▶ **Given exercise**: Gather all lines with the word "FRANCO" in them.

[Source data]
○ ○ ○ ○ ○
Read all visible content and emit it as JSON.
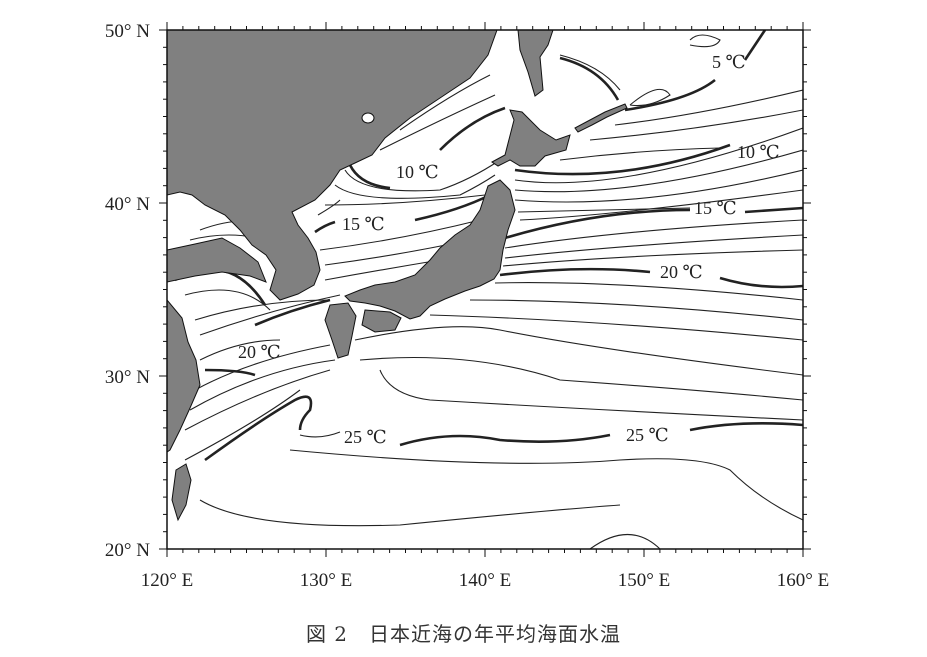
{
  "figure": {
    "caption": "図 2　日本近海の年平均海面水温"
  },
  "map": {
    "extent": {
      "lon": [
        120,
        160
      ],
      "lat": [
        20,
        50
      ]
    },
    "colors": {
      "land": "#808080",
      "sea": "#ffffff",
      "isotherm": "#222222"
    },
    "y_ticks": [
      "50° N",
      "40° N",
      "30° N",
      "20° N"
    ],
    "x_ticks": [
      "120° E",
      "130° E",
      "140° E",
      "150° E",
      "160° E"
    ],
    "isotherm_labels": {
      "t5": "5 ℃",
      "t10_sea_of_japan": "10 ℃",
      "t10_pacific": "10 ℃",
      "t15_sea_of_japan": "15 ℃",
      "t15_pacific": "15 ℃",
      "t20_pacific": "20 ℃",
      "t20_east_china_sea": "20 ℃",
      "t25_west": "25 ℃",
      "t25_east": "25 ℃"
    }
  }
}
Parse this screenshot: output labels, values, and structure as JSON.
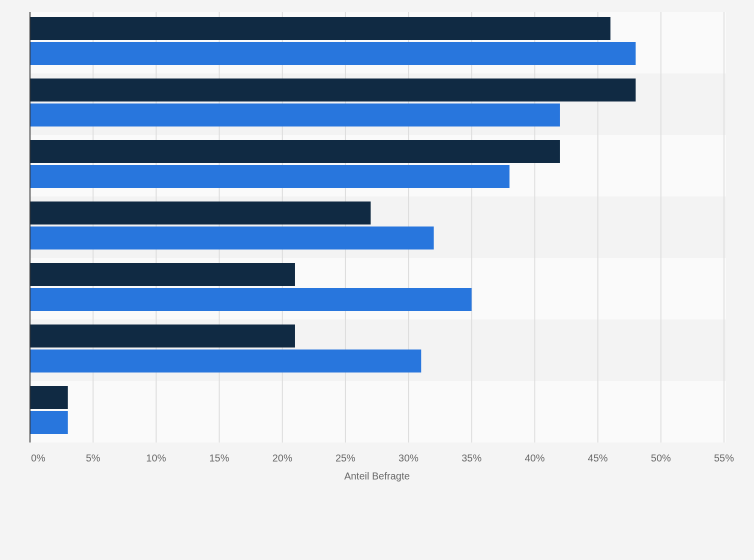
{
  "chart_data": {
    "type": "bar",
    "orientation": "horizontal",
    "categories": [
      "",
      "",
      "",
      "",
      "",
      "",
      ""
    ],
    "series": [
      {
        "color": "#102a43",
        "values": [
          46,
          48,
          42,
          27,
          21,
          21,
          3
        ]
      },
      {
        "color": "#2876dd",
        "values": [
          48,
          42,
          38,
          32,
          35,
          31,
          3
        ]
      }
    ],
    "xlim": [
      0,
      55
    ],
    "xticks": [
      "0%",
      "5%",
      "10%",
      "15%",
      "20%",
      "25%",
      "30%",
      "35%",
      "40%",
      "45%",
      "50%",
      "55%"
    ],
    "xlabel": "Anteil Befragte",
    "ylabel": "",
    "title": "",
    "grid": true,
    "legend": "none",
    "colors": {
      "background": "#f4f4f4",
      "band_light": "#fafafa",
      "band_dark": "#f3f3f3",
      "grid": "#dddddd",
      "axis": "#333333"
    }
  }
}
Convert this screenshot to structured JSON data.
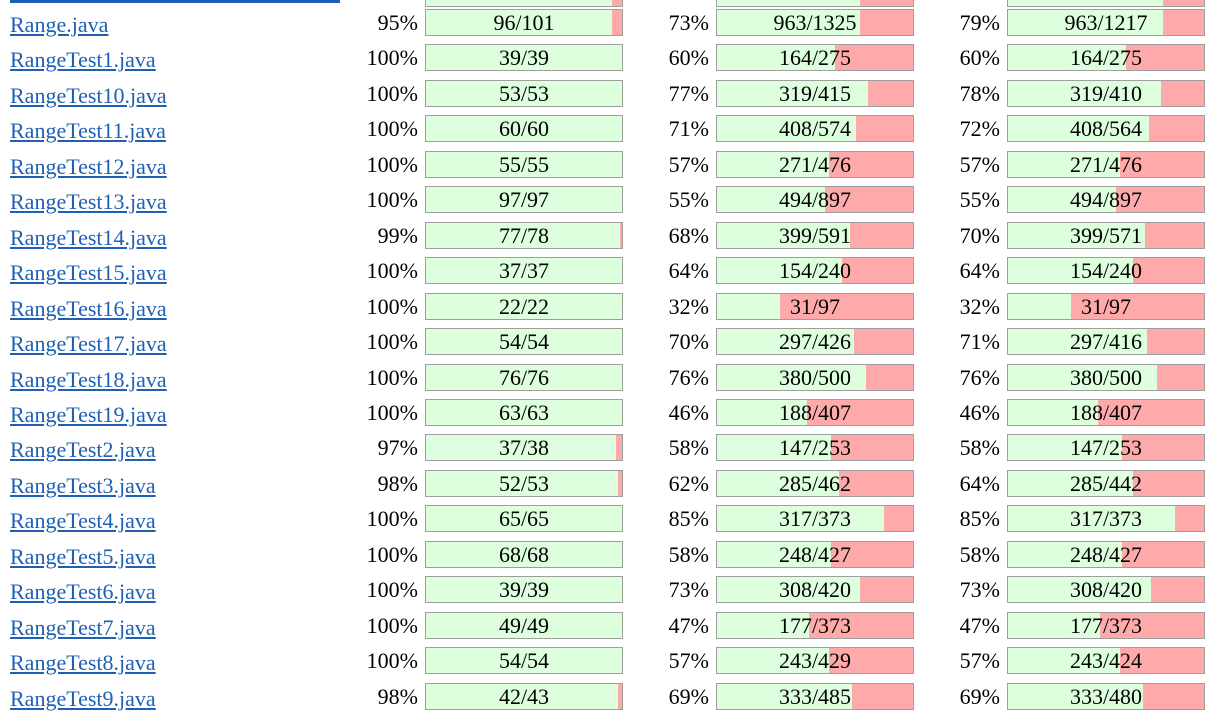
{
  "columns_hidden": true,
  "colors": {
    "link": "#1f5fb4",
    "covered": "#ddffdd",
    "missed": "#ffaaaa",
    "bar_border": "#9e9e9e"
  },
  "rows": [
    {
      "file": "Range.java",
      "c1_pct": "95%",
      "c1_text": "96/101",
      "c1_fill": 0.95,
      "c2_pct": "73%",
      "c2_text": "963/1325",
      "c2_fill": 0.73,
      "c3_pct": "79%",
      "c3_text": "963/1217",
      "c3_fill": 0.79
    },
    {
      "file": "RangeTest1.java",
      "c1_pct": "100%",
      "c1_text": "39/39",
      "c1_fill": 1.0,
      "c2_pct": "60%",
      "c2_text": "164/275",
      "c2_fill": 0.6,
      "c3_pct": "60%",
      "c3_text": "164/275",
      "c3_fill": 0.6
    },
    {
      "file": "RangeTest10.java",
      "c1_pct": "100%",
      "c1_text": "53/53",
      "c1_fill": 1.0,
      "c2_pct": "77%",
      "c2_text": "319/415",
      "c2_fill": 0.77,
      "c3_pct": "78%",
      "c3_text": "319/410",
      "c3_fill": 0.78
    },
    {
      "file": "RangeTest11.java",
      "c1_pct": "100%",
      "c1_text": "60/60",
      "c1_fill": 1.0,
      "c2_pct": "71%",
      "c2_text": "408/574",
      "c2_fill": 0.71,
      "c3_pct": "72%",
      "c3_text": "408/564",
      "c3_fill": 0.72
    },
    {
      "file": "RangeTest12.java",
      "c1_pct": "100%",
      "c1_text": "55/55",
      "c1_fill": 1.0,
      "c2_pct": "57%",
      "c2_text": "271/476",
      "c2_fill": 0.57,
      "c3_pct": "57%",
      "c3_text": "271/476",
      "c3_fill": 0.57
    },
    {
      "file": "RangeTest13.java",
      "c1_pct": "100%",
      "c1_text": "97/97",
      "c1_fill": 1.0,
      "c2_pct": "55%",
      "c2_text": "494/897",
      "c2_fill": 0.55,
      "c3_pct": "55%",
      "c3_text": "494/897",
      "c3_fill": 0.55
    },
    {
      "file": "RangeTest14.java",
      "c1_pct": "99%",
      "c1_text": "77/78",
      "c1_fill": 0.99,
      "c2_pct": "68%",
      "c2_text": "399/591",
      "c2_fill": 0.68,
      "c3_pct": "70%",
      "c3_text": "399/571",
      "c3_fill": 0.7
    },
    {
      "file": "RangeTest15.java",
      "c1_pct": "100%",
      "c1_text": "37/37",
      "c1_fill": 1.0,
      "c2_pct": "64%",
      "c2_text": "154/240",
      "c2_fill": 0.64,
      "c3_pct": "64%",
      "c3_text": "154/240",
      "c3_fill": 0.64
    },
    {
      "file": "RangeTest16.java",
      "c1_pct": "100%",
      "c1_text": "22/22",
      "c1_fill": 1.0,
      "c2_pct": "32%",
      "c2_text": "31/97",
      "c2_fill": 0.32,
      "c3_pct": "32%",
      "c3_text": "31/97",
      "c3_fill": 0.32
    },
    {
      "file": "RangeTest17.java",
      "c1_pct": "100%",
      "c1_text": "54/54",
      "c1_fill": 1.0,
      "c2_pct": "70%",
      "c2_text": "297/426",
      "c2_fill": 0.7,
      "c3_pct": "71%",
      "c3_text": "297/416",
      "c3_fill": 0.71
    },
    {
      "file": "RangeTest18.java",
      "c1_pct": "100%",
      "c1_text": "76/76",
      "c1_fill": 1.0,
      "c2_pct": "76%",
      "c2_text": "380/500",
      "c2_fill": 0.76,
      "c3_pct": "76%",
      "c3_text": "380/500",
      "c3_fill": 0.76
    },
    {
      "file": "RangeTest19.java",
      "c1_pct": "100%",
      "c1_text": "63/63",
      "c1_fill": 1.0,
      "c2_pct": "46%",
      "c2_text": "188/407",
      "c2_fill": 0.46,
      "c3_pct": "46%",
      "c3_text": "188/407",
      "c3_fill": 0.46
    },
    {
      "file": "RangeTest2.java",
      "c1_pct": "97%",
      "c1_text": "37/38",
      "c1_fill": 0.97,
      "c2_pct": "58%",
      "c2_text": "147/253",
      "c2_fill": 0.58,
      "c3_pct": "58%",
      "c3_text": "147/253",
      "c3_fill": 0.58
    },
    {
      "file": "RangeTest3.java",
      "c1_pct": "98%",
      "c1_text": "52/53",
      "c1_fill": 0.98,
      "c2_pct": "62%",
      "c2_text": "285/462",
      "c2_fill": 0.62,
      "c3_pct": "64%",
      "c3_text": "285/442",
      "c3_fill": 0.64
    },
    {
      "file": "RangeTest4.java",
      "c1_pct": "100%",
      "c1_text": "65/65",
      "c1_fill": 1.0,
      "c2_pct": "85%",
      "c2_text": "317/373",
      "c2_fill": 0.85,
      "c3_pct": "85%",
      "c3_text": "317/373",
      "c3_fill": 0.85
    },
    {
      "file": "RangeTest5.java",
      "c1_pct": "100%",
      "c1_text": "68/68",
      "c1_fill": 1.0,
      "c2_pct": "58%",
      "c2_text": "248/427",
      "c2_fill": 0.58,
      "c3_pct": "58%",
      "c3_text": "248/427",
      "c3_fill": 0.58
    },
    {
      "file": "RangeTest6.java",
      "c1_pct": "100%",
      "c1_text": "39/39",
      "c1_fill": 1.0,
      "c2_pct": "73%",
      "c2_text": "308/420",
      "c2_fill": 0.73,
      "c3_pct": "73%",
      "c3_text": "308/420",
      "c3_fill": 0.73
    },
    {
      "file": "RangeTest7.java",
      "c1_pct": "100%",
      "c1_text": "49/49",
      "c1_fill": 1.0,
      "c2_pct": "47%",
      "c2_text": "177/373",
      "c2_fill": 0.47,
      "c3_pct": "47%",
      "c3_text": "177/373",
      "c3_fill": 0.47
    },
    {
      "file": "RangeTest8.java",
      "c1_pct": "100%",
      "c1_text": "54/54",
      "c1_fill": 1.0,
      "c2_pct": "57%",
      "c2_text": "243/429",
      "c2_fill": 0.57,
      "c3_pct": "57%",
      "c3_text": "243/424",
      "c3_fill": 0.57
    },
    {
      "file": "RangeTest9.java",
      "c1_pct": "98%",
      "c1_text": "42/43",
      "c1_fill": 0.98,
      "c2_pct": "69%",
      "c2_text": "333/485",
      "c2_fill": 0.69,
      "c3_pct": "69%",
      "c3_text": "333/480",
      "c3_fill": 0.69
    }
  ]
}
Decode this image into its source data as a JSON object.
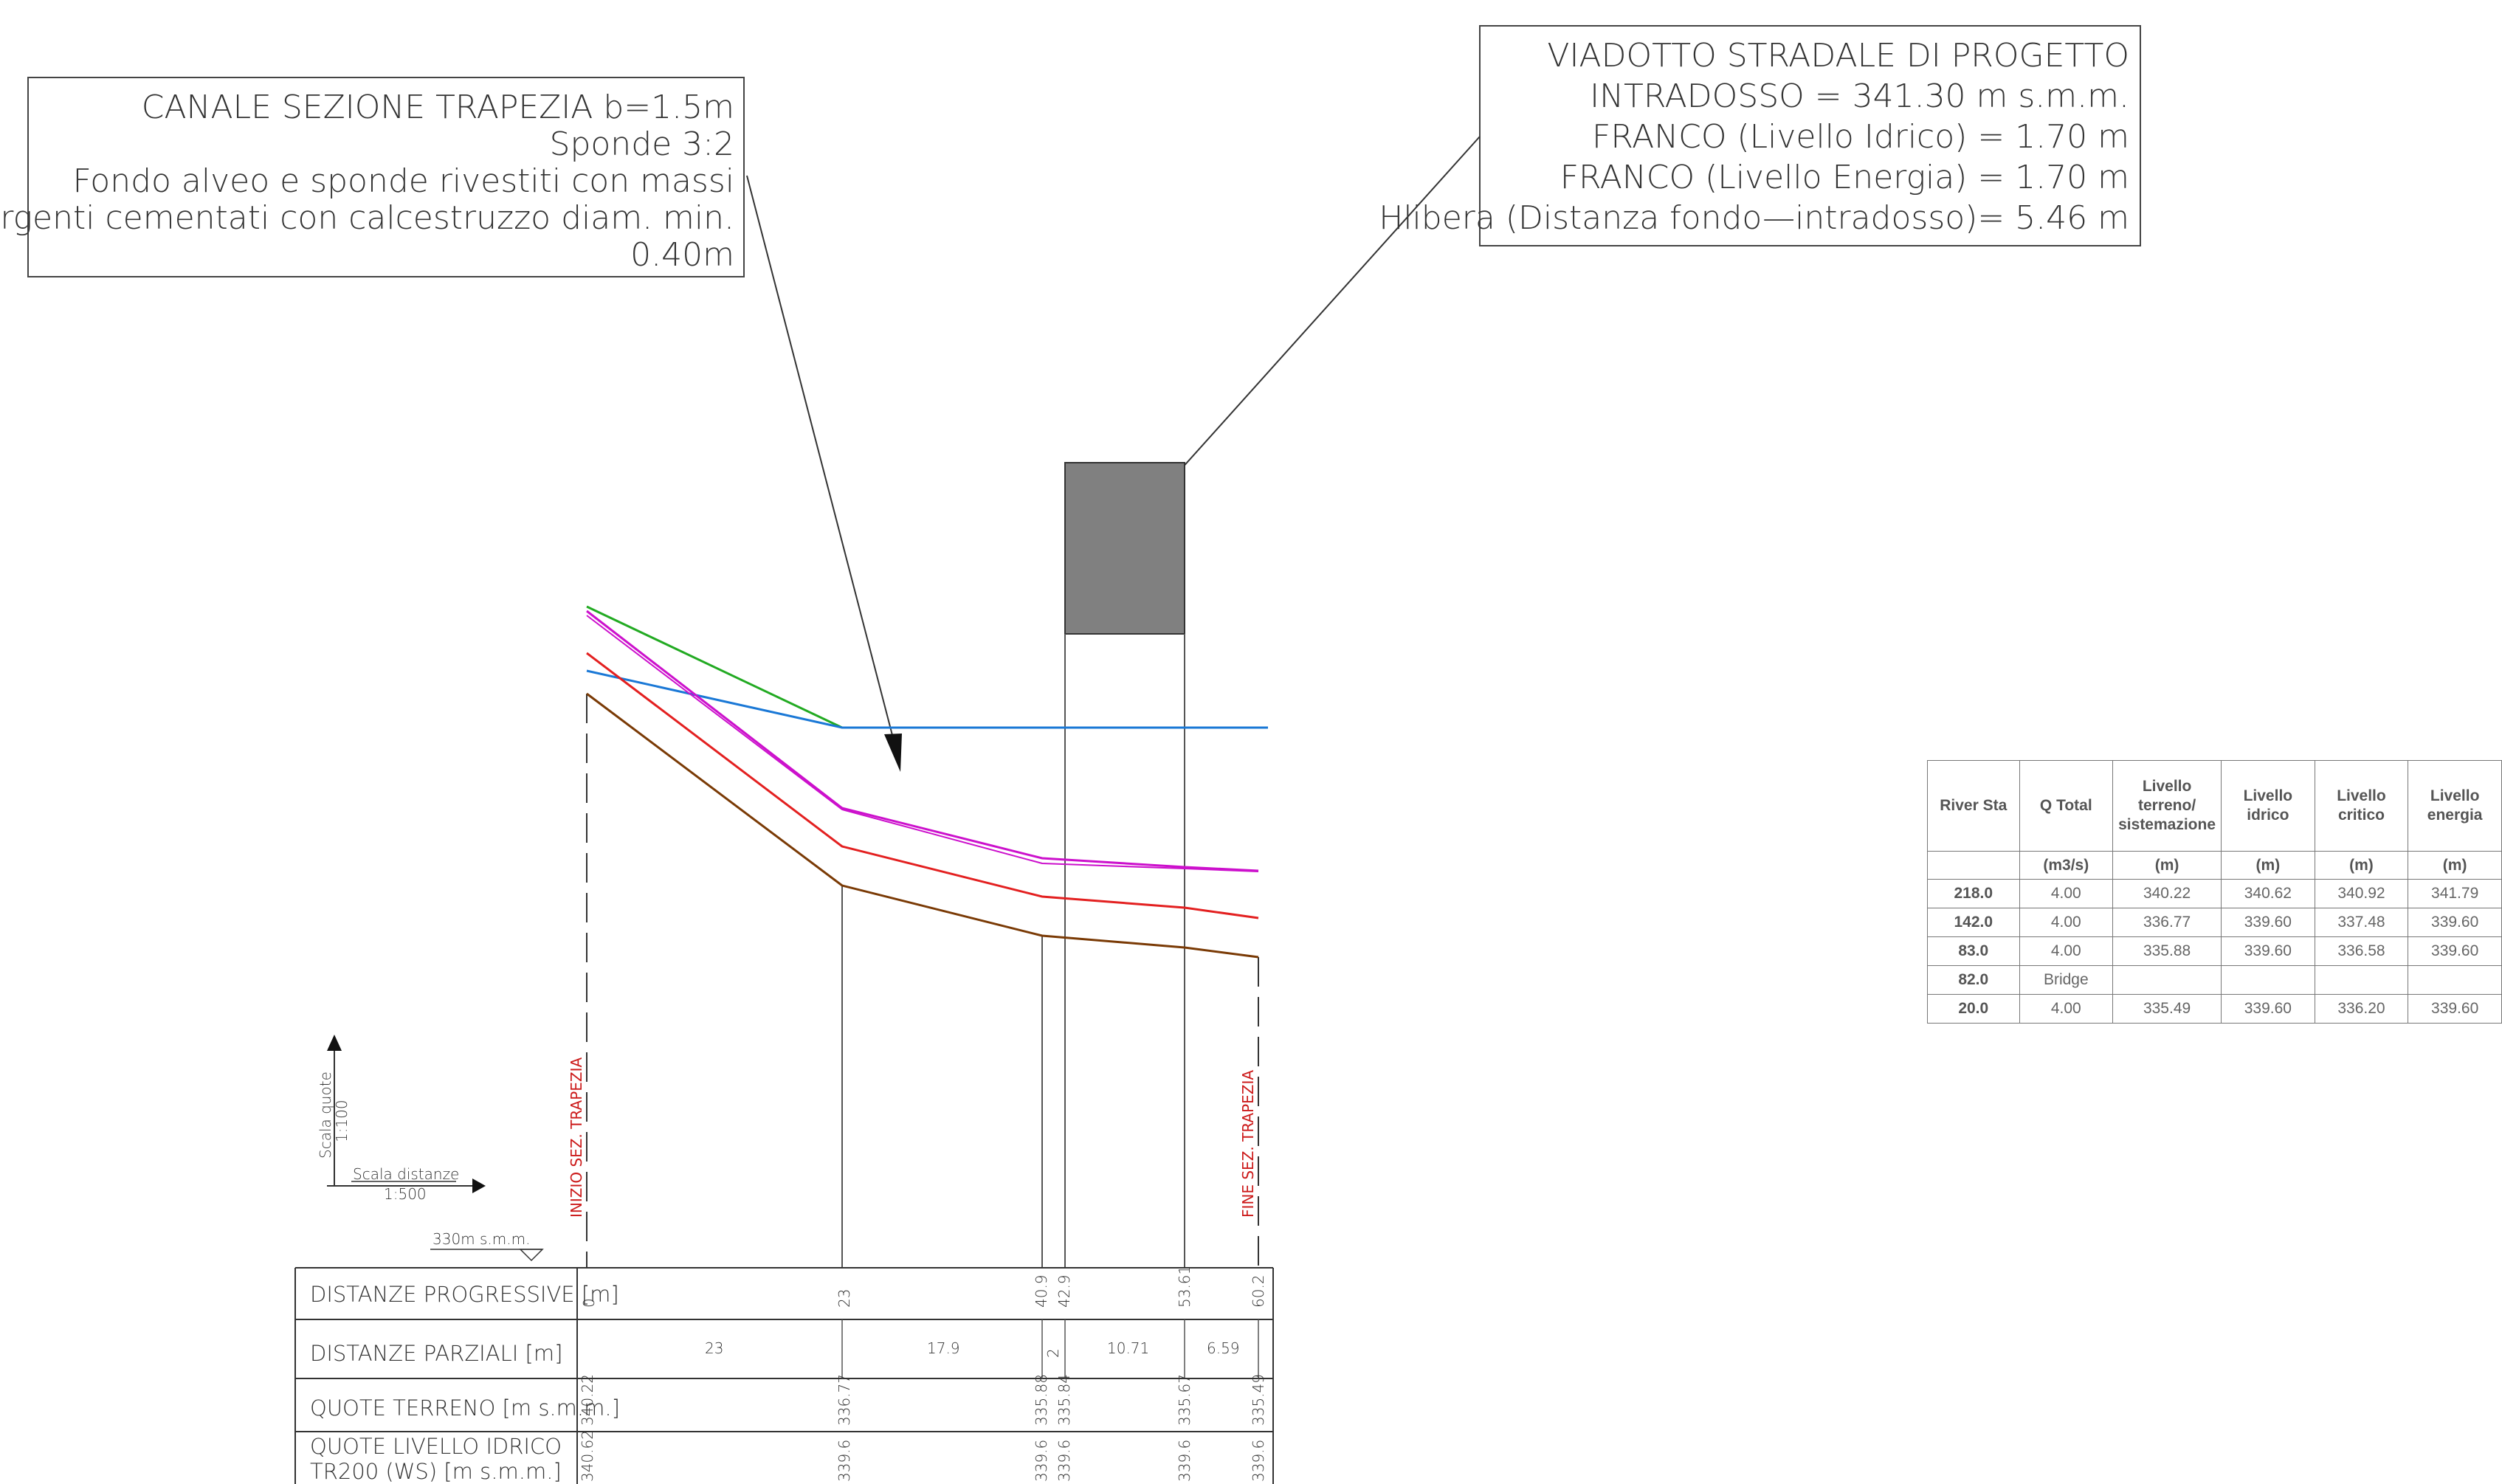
{
  "notes": {
    "canal": [
      "CANALE SEZIONE TRAPEZIA b=1.5m",
      "Sponde 3:2",
      "Fondo alveo e sponde rivestiti con massi",
      "emergenti cementati con calcestruzzo diam. min.",
      "0.40m"
    ],
    "bridge": [
      "VIADOTTO STRADALE DI PROGETTO",
      "INTRADOSSO = 341.30 m s.m.m.",
      "FRANCO (Livello Idrico) = 1.70 m",
      "FRANCO (Livello Energia) = 1.70 m",
      "Hlibera (Distanza fondo—intradosso)= 5.46 m"
    ]
  },
  "scale": {
    "vertical_label": "Scala quote",
    "vertical_ratio": "1:100",
    "horizontal_label": "Scala distanze",
    "horizontal_ratio": "1:500",
    "datum": "330m s.m.m."
  },
  "markers": {
    "start": "INIZIO SEZ. TRAPEZIA",
    "end": "FINE SEZ. TRAPEZIA"
  },
  "profile_rows": {
    "labels": [
      "DISTANZE PROGRESSIVE [m]",
      "DISTANZE PARZIALI [m]",
      "QUOTE TERRENO [m s.m.m.]",
      "QUOTE LIVELLO IDRICO",
      "TR200 (WS) [m s.m.m.]"
    ],
    "progressive": [
      "0",
      "23",
      "40.9",
      "42.9",
      "53.61",
      "60.2"
    ],
    "partial": [
      "23",
      "17.9",
      "2",
      "10.71",
      "6.59"
    ],
    "ground": [
      "340.22",
      "336.77",
      "335.88",
      "335.84",
      "335.67",
      "335.49"
    ],
    "water": [
      "340.62",
      "339.6",
      "339.6",
      "339.6",
      "339.6",
      "339.6"
    ]
  },
  "colors": {
    "ground": "#7a3a05",
    "red_line": "#e32020",
    "magenta_line": "#cc10cc",
    "green_line": "#22aa22",
    "blue_line": "#1a78d6",
    "bridge_fill": "#808080"
  },
  "table": {
    "headers": [
      "River Sta",
      "Q Total",
      "Livello terreno/ sistemazione",
      "Livello idrico",
      "Livello critico",
      "Livello energia"
    ],
    "units": [
      "",
      "(m3/s)",
      "(m)",
      "(m)",
      "(m)",
      "(m)"
    ],
    "rows": [
      [
        "218.0",
        "4.00",
        "340.22",
        "340.62",
        "340.92",
        "341.79"
      ],
      [
        "142.0",
        "4.00",
        "336.77",
        "339.60",
        "337.48",
        "339.60"
      ],
      [
        "83.0",
        "4.00",
        "335.88",
        "339.60",
        "336.58",
        "339.60"
      ],
      [
        "82.0",
        "Bridge",
        "",
        "",
        "",
        ""
      ],
      [
        "20.0",
        "4.00",
        "335.49",
        "339.60",
        "336.20",
        "339.60"
      ]
    ]
  }
}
○ ○ ○ ○ ○
▶ **Exercise output**:
      "FRANCO (Livello Idrico) = 1.70 m",
      "FRANCO (Livello Energia) = 1.70 m",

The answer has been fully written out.